--- begin ---

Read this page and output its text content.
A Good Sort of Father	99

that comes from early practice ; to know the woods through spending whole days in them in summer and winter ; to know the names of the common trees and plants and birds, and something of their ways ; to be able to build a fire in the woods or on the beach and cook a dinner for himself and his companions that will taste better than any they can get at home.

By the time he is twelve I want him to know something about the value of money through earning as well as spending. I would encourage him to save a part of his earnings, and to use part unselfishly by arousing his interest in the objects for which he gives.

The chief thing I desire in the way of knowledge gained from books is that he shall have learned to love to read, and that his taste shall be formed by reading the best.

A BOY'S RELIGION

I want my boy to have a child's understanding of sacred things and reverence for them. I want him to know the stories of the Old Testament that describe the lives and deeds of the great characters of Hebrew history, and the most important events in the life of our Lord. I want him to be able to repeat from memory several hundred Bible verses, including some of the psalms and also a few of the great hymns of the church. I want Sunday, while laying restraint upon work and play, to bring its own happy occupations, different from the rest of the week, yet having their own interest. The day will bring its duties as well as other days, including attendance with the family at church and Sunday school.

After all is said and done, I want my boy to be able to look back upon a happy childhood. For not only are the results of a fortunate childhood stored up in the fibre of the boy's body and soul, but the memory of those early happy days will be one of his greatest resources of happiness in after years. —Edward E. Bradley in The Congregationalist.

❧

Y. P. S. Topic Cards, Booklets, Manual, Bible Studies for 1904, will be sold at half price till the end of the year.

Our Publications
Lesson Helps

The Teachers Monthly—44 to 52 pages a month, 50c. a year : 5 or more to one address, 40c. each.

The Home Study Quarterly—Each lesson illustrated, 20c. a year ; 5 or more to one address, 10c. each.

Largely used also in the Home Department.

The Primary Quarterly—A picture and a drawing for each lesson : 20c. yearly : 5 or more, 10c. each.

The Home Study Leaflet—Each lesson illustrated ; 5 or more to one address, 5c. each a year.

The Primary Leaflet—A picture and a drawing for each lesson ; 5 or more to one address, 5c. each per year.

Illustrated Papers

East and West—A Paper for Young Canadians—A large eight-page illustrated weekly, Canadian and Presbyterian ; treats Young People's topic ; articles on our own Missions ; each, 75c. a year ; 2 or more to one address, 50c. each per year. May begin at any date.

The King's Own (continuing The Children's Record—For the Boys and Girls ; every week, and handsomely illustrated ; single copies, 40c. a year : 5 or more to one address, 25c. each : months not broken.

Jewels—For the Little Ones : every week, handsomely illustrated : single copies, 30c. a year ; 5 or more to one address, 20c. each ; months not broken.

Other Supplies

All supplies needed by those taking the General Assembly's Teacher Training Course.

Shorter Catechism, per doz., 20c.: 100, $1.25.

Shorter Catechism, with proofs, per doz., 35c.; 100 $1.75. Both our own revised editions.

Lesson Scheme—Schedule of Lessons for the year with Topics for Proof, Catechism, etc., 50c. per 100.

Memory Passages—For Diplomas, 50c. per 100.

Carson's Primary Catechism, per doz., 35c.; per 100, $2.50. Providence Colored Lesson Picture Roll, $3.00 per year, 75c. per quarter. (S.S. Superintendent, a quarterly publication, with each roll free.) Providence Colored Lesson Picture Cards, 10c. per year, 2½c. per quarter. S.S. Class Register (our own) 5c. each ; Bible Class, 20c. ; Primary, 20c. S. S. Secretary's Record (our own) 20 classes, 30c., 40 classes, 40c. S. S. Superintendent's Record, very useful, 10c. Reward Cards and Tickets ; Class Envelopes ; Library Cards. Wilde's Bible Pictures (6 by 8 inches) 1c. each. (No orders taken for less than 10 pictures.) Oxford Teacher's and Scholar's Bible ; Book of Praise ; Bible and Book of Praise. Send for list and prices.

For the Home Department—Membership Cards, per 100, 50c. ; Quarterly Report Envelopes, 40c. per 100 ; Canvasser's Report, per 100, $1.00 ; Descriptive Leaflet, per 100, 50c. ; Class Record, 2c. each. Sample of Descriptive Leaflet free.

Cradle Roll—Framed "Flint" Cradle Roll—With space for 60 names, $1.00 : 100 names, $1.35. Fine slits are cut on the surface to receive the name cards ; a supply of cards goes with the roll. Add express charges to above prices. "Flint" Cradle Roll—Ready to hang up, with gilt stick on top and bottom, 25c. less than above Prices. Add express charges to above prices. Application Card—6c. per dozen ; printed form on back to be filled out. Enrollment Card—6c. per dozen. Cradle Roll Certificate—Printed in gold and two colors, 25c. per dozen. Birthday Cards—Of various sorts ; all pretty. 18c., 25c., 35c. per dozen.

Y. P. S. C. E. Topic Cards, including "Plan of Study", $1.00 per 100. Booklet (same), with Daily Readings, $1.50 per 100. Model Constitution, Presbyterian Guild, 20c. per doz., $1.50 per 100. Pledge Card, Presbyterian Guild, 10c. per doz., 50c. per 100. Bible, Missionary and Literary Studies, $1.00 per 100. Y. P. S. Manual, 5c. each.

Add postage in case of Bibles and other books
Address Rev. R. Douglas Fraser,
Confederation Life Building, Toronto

--- end ---

■ Exercise goal
Every record shown above must be echoed exactly.

■ Solution to this exercise
Read this page and output its text content.
A Good Sort of Father	99

that comes from early practice ; to know the woods through spending whole days in them in summer and winter ; to know the names of the common trees and plants and birds, and something of their ways ; to be able to build a fire in the woods or on the beach and cook a dinner for himself and his companions that will taste better than any they can get at home.

By the time he is twelve I want him to know something about the value of money through earning as well as spending. I would encourage him to save a part of his earnings, and to use part unselfishly by arousing his interest in the objects for which he gives.

The chief thing I desire in the way of knowledge gained from books is that he shall have learned to love to read, and that his taste shall be formed by reading the best.

A BOY'S RELIGION

I want my boy to have a child's understanding of sacred things and reverence for them. I want him to know the stories of the Old Testament that describe the lives and deeds of the great characters of Hebrew history, and the most important events in the life of our Lord. I want him to be able to repeat from memory several hundred Bible verses, including some of the psalms and also a few of the great hymns of the church. I want Sunday, while laying restraint upon work and play, to bring its own happy occupations, different from the rest of the week, yet having their own interest. The day will bring its duties as well as other days, including attendance with the family at church and Sunday school.

After all is said and done, I want my boy to be able to look back upon a happy childhood. For not only are the results of a fortunate childhood stored up in the fibre of the boy's body and soul, but the memory of those early happy days will be one of his greatest resources of happiness in after years. —Edward E. Bradley in The Congregationalist.

❧

Y. P. S. Topic Cards, Booklets, Manual, Bible Studies for 1904, will be sold at half price till the end of the year.

Our Publications
Lesson Helps

The Teachers Monthly—44 to 52 pages a month, 50c. a year : 5 or more to one address, 40c. each.

The Home Study Quarterly—Each lesson illustrated, 20c. a year ; 5 or more to one address, 10c. each.

Largely used also in the Home Department.

The Primary Quarterly—A picture and a drawing for each lesson : 20c. yearly : 5 or more, 10c. each.

The Home Study Leaflet—Each lesson illustrated ; 5 or more to one address, 5c. each a year.

The Primary Leaflet—A picture and a drawing for each lesson ; 5 or more to one address, 5c. each per year.

Illustrated Papers

East and West—A Paper for Young Canadians—A large eight-page illustrated weekly, Canadian and Presbyterian ; treats Young People's topic ; articles on our own Missions ; each, 75c. a year ; 2 or more to one address, 50c. each per year. May begin at any date.

The King's Own (continuing The Children's Record—For the Boys and Girls ; every week, and handsomely illustrated ; single copies, 40c. a year : 5 or more to one address, 25c. each : months not broken.

Jewels—For the Little Ones : every week, handsomely illustrated : single copies, 30c. a year ; 5 or more to one address, 20c. each ; months not broken.

Other Supplies

All supplies needed by those taking the General Assembly's Teacher Training Course.

Shorter Catechism, per doz., 20c.: 100, $1.25.

Shorter Catechism, with proofs, per doz., 35c.; 100 $1.75. Both our own revised editions.

Lesson Scheme—Schedule of Lessons for the year with Topics for Proof, Catechism, etc., 50c. per 100.

Memory Passages—For Diplomas, 50c. per 100.

Carson's Primary Catechism, per doz., 35c.; per 100, $2.50. Providence Colored Lesson Picture Roll, $3.00 per year, 75c. per quarter. (S.S. Superintendent, a quarterly publication, with each roll free.) Providence Colored Lesson Picture Cards, 10c. per year, 2½c. per quarter. S.S. Class Register (our own) 5c. each ; Bible Class, 20c. ; Primary, 20c. S. S. Secretary's Record (our own) 20 classes, 30c., 40 classes, 40c. S. S. Superintendent's Record, very useful, 10c. Reward Cards and Tickets ; Class Envelopes ; Library Cards. Wilde's Bible Pictures (6 by 8 inches) 1c. each. (No orders taken for less than 10 pictures.) Oxford Teacher's and Scholar's Bible ; Book of Praise ; Bible and Book of Praise. Send for list and prices.

For the Home Department—Membership Cards, per 100, 50c. ; Quarterly Report Envelopes, 40c. per 100 ; Canvasser's Report, per 100, $1.00 ; Descriptive Leaflet, per 100, 50c. ; Class Record, 2c. each. Sample of Descriptive Leaflet free.

Cradle Roll—Framed "Flint" Cradle Roll—With space for 60 names, $1.00 : 100 names, $1.35. Fine slits are cut on the surface to receive the name cards ; a supply of cards goes with the roll. Add express charges to above prices. "Flint" Cradle Roll—Ready to hang up, with gilt stick on top and bottom, 25c. less than above Prices. Add express charges to above prices. Application Card—6c. per dozen ; printed form on back to be filled out. Enrollment Card—6c. per dozen. Cradle Roll Certificate—Printed in gold and two colors, 25c. per dozen. Birthday Cards—Of various sorts ; all pretty. 18c., 25c., 35c. per dozen.

Y. P. S. C. E. Topic Cards, including "Plan of Study", $1.00 per 100. Booklet (same), with Daily Readings, $1.50 per 100. Model Constitution, Presbyterian Guild, 20c. per doz., $1.50 per 100. Pledge Card, Presbyterian Guild, 10c. per doz., 50c. per 100. Bible, Missionary and Literary Studies, $1.00 per 100. Y. P. S. Manual, 5c. each.

Add postage in case of Bibles and other books
Address Rev. R. Douglas Fraser,
Confederation Life Building, Toronto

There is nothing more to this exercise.